(TASK DESCRIPTION)
Copy every line of the data below word for word, and leave the pictures out of your answer.
━━━━━━
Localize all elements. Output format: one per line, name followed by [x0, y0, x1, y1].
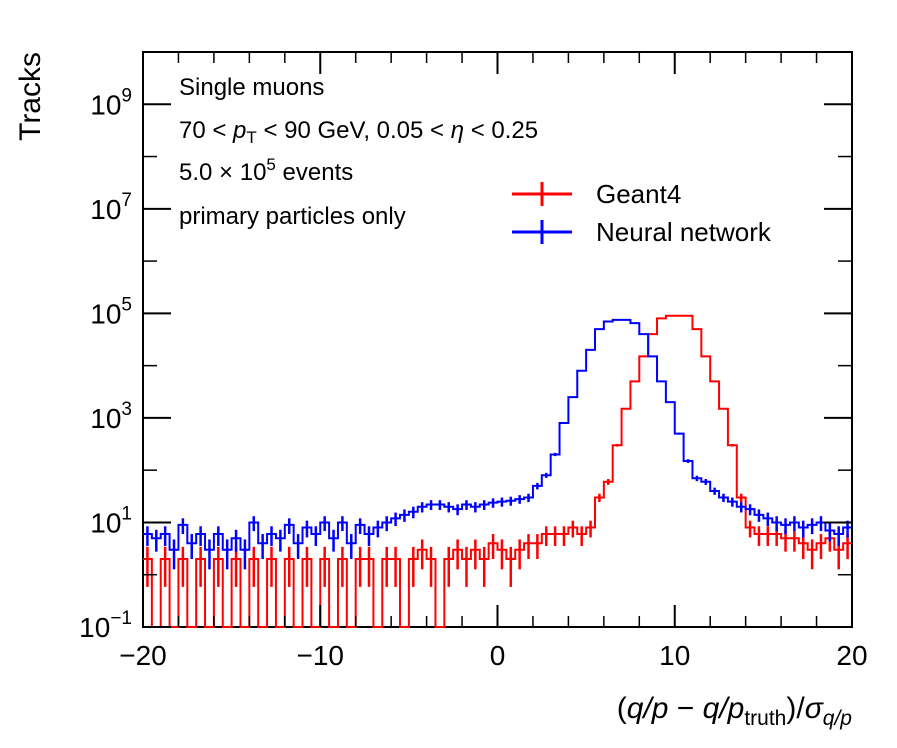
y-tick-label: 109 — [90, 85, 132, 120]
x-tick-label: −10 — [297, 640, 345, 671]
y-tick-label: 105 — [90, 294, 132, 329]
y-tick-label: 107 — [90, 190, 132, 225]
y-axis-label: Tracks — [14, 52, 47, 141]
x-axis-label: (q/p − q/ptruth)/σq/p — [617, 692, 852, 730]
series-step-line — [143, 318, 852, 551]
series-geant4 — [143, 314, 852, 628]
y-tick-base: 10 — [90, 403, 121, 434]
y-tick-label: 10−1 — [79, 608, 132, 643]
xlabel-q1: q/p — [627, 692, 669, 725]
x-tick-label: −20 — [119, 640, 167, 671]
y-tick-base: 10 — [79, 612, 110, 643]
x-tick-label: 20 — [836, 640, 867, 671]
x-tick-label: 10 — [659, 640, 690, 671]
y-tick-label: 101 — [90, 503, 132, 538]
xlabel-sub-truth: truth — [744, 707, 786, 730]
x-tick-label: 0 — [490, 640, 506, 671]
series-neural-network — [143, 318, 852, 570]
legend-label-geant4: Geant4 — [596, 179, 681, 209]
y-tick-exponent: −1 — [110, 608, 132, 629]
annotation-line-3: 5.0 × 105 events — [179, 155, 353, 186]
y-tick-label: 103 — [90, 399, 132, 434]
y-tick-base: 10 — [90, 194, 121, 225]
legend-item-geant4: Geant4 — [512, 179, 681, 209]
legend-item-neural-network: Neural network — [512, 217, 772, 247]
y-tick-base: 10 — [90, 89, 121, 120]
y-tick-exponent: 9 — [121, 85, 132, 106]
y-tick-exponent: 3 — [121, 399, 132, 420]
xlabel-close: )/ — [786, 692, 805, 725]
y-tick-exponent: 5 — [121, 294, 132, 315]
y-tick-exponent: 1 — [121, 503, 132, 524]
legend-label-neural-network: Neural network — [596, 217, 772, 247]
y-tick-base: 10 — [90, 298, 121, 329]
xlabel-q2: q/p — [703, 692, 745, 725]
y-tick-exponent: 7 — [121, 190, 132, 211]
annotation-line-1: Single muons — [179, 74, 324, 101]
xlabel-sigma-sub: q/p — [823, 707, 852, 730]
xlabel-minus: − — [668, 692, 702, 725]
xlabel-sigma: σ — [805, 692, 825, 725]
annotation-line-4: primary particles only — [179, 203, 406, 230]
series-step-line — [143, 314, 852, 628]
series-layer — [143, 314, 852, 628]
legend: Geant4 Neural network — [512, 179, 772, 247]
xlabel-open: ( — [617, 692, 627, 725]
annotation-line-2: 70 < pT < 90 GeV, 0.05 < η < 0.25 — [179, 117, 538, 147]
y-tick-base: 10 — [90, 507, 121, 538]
━━━━━━
(EXPECTED OUTPUT)
Localize all elements. Output format: one per line, name followed by [x0, y0, x1, y1].
y-tick-label: 109 — [90, 85, 132, 120]
x-tick-label: −10 — [297, 640, 345, 671]
y-tick-label: 105 — [90, 294, 132, 329]
y-tick-label: 107 — [90, 190, 132, 225]
y-axis-label: Tracks — [14, 52, 47, 141]
x-axis-label: (q/p − q/ptruth)/σq/p — [617, 692, 852, 730]
series-step-line — [143, 318, 852, 551]
series-geant4 — [143, 314, 852, 628]
y-tick-base: 10 — [90, 403, 121, 434]
y-tick-label: 10−1 — [79, 608, 132, 643]
xlabel-q1: q/p — [627, 692, 669, 725]
x-tick-label: −20 — [119, 640, 167, 671]
y-tick-base: 10 — [79, 612, 110, 643]
x-tick-label: 20 — [836, 640, 867, 671]
x-tick-label: 10 — [659, 640, 690, 671]
y-tick-label: 101 — [90, 503, 132, 538]
xlabel-sub-truth: truth — [744, 707, 786, 730]
x-tick-label: 0 — [490, 640, 506, 671]
series-neural-network — [143, 318, 852, 570]
legend-label-geant4: Geant4 — [596, 179, 681, 209]
y-tick-exponent: −1 — [110, 608, 132, 629]
annotation-line-3: 5.0 × 105 events — [179, 155, 353, 186]
y-tick-label: 103 — [90, 399, 132, 434]
y-tick-base: 10 — [90, 194, 121, 225]
legend-item-geant4: Geant4 — [512, 179, 681, 209]
legend-item-neural-network: Neural network — [512, 217, 772, 247]
y-tick-base: 10 — [90, 89, 121, 120]
y-tick-exponent: 9 — [121, 85, 132, 106]
y-tick-exponent: 3 — [121, 399, 132, 420]
xlabel-close: )/ — [786, 692, 805, 725]
y-tick-exponent: 5 — [121, 294, 132, 315]
y-tick-exponent: 1 — [121, 503, 132, 524]
legend-label-neural-network: Neural network — [596, 217, 772, 247]
y-tick-base: 10 — [90, 298, 121, 329]
xlabel-q2: q/p — [703, 692, 745, 725]
y-tick-exponent: 7 — [121, 190, 132, 211]
annotation-line-1: Single muons — [179, 74, 324, 101]
xlabel-sigma-sub: q/p — [823, 707, 852, 730]
xlabel-minus: − — [668, 692, 702, 725]
xlabel-sigma: σ — [805, 692, 825, 725]
annotation-line-4: primary particles only — [179, 203, 406, 230]
series-step-line — [143, 314, 852, 628]
series-layer — [143, 314, 852, 628]
legend: Geant4 Neural network — [512, 179, 772, 247]
xlabel-open: ( — [617, 692, 627, 725]
annotation-line-2: 70 < pT < 90 GeV, 0.05 < η < 0.25 — [179, 117, 538, 147]
y-tick-base: 10 — [90, 507, 121, 538]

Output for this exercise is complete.